[Exercise aim]:
Retype all of the entries word for word.

[Data lines]:

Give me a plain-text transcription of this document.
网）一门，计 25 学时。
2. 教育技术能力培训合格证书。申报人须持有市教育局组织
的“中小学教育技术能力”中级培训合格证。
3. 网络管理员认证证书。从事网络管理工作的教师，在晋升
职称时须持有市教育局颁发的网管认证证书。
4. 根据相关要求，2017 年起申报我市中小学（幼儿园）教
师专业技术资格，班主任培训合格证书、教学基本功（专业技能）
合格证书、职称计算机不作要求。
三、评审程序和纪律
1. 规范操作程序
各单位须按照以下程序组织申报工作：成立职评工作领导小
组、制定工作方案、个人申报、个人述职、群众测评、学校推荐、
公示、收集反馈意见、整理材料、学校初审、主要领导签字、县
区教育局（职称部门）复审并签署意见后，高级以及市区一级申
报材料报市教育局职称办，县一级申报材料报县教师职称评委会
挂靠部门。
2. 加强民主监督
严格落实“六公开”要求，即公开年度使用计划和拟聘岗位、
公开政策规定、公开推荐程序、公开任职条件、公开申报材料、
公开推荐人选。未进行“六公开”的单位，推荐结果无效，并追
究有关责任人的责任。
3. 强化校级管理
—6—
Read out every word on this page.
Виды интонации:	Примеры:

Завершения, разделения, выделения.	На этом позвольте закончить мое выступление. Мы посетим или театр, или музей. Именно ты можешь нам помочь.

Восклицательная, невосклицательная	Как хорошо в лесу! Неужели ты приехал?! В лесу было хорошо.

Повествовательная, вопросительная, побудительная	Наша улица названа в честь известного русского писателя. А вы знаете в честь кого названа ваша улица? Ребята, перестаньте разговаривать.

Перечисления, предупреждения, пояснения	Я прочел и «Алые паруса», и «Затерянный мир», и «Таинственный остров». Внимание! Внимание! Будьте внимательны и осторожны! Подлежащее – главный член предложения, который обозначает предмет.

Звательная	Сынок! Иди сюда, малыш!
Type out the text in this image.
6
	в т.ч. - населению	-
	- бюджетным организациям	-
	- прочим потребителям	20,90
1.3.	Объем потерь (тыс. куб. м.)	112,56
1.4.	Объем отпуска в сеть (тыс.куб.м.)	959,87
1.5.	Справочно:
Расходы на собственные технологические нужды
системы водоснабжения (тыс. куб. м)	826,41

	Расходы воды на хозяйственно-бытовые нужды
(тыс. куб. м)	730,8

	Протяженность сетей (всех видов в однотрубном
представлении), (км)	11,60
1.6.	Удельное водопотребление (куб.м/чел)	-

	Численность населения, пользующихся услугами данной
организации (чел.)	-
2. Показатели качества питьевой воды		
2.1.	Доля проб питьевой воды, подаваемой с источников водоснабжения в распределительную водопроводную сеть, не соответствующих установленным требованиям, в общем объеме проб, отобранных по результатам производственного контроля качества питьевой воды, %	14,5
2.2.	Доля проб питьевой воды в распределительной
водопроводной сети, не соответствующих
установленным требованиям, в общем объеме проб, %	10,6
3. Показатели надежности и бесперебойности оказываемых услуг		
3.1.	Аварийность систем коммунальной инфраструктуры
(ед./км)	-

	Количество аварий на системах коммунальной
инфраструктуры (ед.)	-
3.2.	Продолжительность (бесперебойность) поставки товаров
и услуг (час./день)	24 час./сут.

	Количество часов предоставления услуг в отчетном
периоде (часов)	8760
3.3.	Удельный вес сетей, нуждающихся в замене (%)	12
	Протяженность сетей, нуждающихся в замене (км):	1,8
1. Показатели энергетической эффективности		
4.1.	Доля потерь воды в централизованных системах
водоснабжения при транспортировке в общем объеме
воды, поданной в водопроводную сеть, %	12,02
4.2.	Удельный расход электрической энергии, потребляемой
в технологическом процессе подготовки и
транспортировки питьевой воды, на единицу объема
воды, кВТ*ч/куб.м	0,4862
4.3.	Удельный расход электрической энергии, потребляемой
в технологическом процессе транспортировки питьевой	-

[Result for this task]:
Give me a plain-text transcription of this document.
网）一门，计 25 学时。
2. 教育技术能力培训合格证书。申报人须持有市教育局组织
的“中小学教育技术能力”中级培训合格证。
3. 网络管理员认证证书。从事网络管理工作的教师，在晋升
职称时须持有市教育局颁发的网管认证证书。
4. 根据相关要求，2017 年起申报我市中小学（幼儿园）教
师专业技术资格，班主任培训合格证书、教学基本功（专业技能）
合格证书、职称计算机不作要求。
三、评审程序和纪律
1. 规范操作程序
各单位须按照以下程序组织申报工作：成立职评工作领导小
组、制定工作方案、个人申报、个人述职、群众测评、学校推荐、
公示、收集反馈意见、整理材料、学校初审、主要领导签字、县
区教育局（职称部门）复审并签署意见后，高级以及市区一级申
报材料报市教育局职称办，县一级申报材料报县教师职称评委会
挂靠部门。
2. 加强民主监督
严格落实“六公开”要求，即公开年度使用计划和拟聘岗位、
公开政策规定、公开推荐程序、公开任职条件、公开申报材料、
公开推荐人选。未进行“六公开”的单位，推荐结果无效，并追
究有关责任人的责任。
3. 强化校级管理
—6—
Read out every word on this page.
Виды интонации:	Примеры:

Завершения, разделения, выделения.	На этом позвольте закончить мое выступление. Мы посетим или театр, или музей. Именно ты можешь нам помочь.

Восклицательная, невосклицательная	Как хорошо в лесу! Неужели ты приехал?! В лесу было хорошо.

Повествовательная, вопросительная, побудительная	Наша улица названа в честь известного русского писателя. А вы знаете в честь кого названа ваша улица? Ребята, перестаньте разговаривать.

Перечисления, предупреждения, пояснения	Я прочел и «Алые паруса», и «Затерянный мир», и «Таинственный остров». Внимание! Внимание! Будьте внимательны и осторожны! Подлежащее – главный член предложения, который обозначает предмет.

Звательная	Сынок! Иди сюда, малыш!
Type out the text in this image.
6
	в т.ч. - населению	-
	- бюджетным организациям	-
	- прочим потребителям	20,90
1.3.	Объем потерь (тыс. куб. м.)	112,56
1.4.	Объем отпуска в сеть (тыс.куб.м.)	959,87
1.5.	Справочно:
Расходы на собственные технологические нужды
системы водоснабжения (тыс. куб. м)	826,41

	Расходы воды на хозяйственно-бытовые нужды
(тыс. куб. м)	730,8

	Протяженность сетей (всех видов в однотрубном
представлении), (км)	11,60
1.6.	Удельное водопотребление (куб.м/чел)	-

	Численность населения, пользующихся услугами данной
организации (чел.)	-
2. Показатели качества питьевой воды		
2.1.	Доля проб питьевой воды, подаваемой с источников водоснабжения в распределительную водопроводную сеть, не соответствующих установленным требованиям, в общем объеме проб, отобранных по результатам производственного контроля качества питьевой воды, %	14,5
2.2.	Доля проб питьевой воды в распределительной
водопроводной сети, не соответствующих
установленным требованиям, в общем объеме проб, %	10,6
3. Показатели надежности и бесперебойности оказываемых услуг		
3.1.	Аварийность систем коммунальной инфраструктуры
(ед./км)	-

	Количество аварий на системах коммунальной
инфраструктуры (ед.)	-
3.2.	Продолжительность (бесперебойность) поставки товаров
и услуг (час./день)	24 час./сут.

	Количество часов предоставления услуг в отчетном
периоде (часов)	8760
3.3.	Удельный вес сетей, нуждающихся в замене (%)	12
	Протяженность сетей, нуждающихся в замене (км):	1,8
1. Показатели энергетической эффективности		
4.1.	Доля потерь воды в централизованных системах
водоснабжения при транспортировке в общем объеме
воды, поданной в водопроводную сеть, %	12,02
4.2.	Удельный расход электрической энергии, потребляемой
в технологическом процессе подготовки и
транспортировки питьевой воды, на единицу объема
воды, кВТ*ч/куб.м	0,4862
4.3.	Удельный расход электрической энергии, потребляемой
в технологическом процессе транспортировки питьевой	-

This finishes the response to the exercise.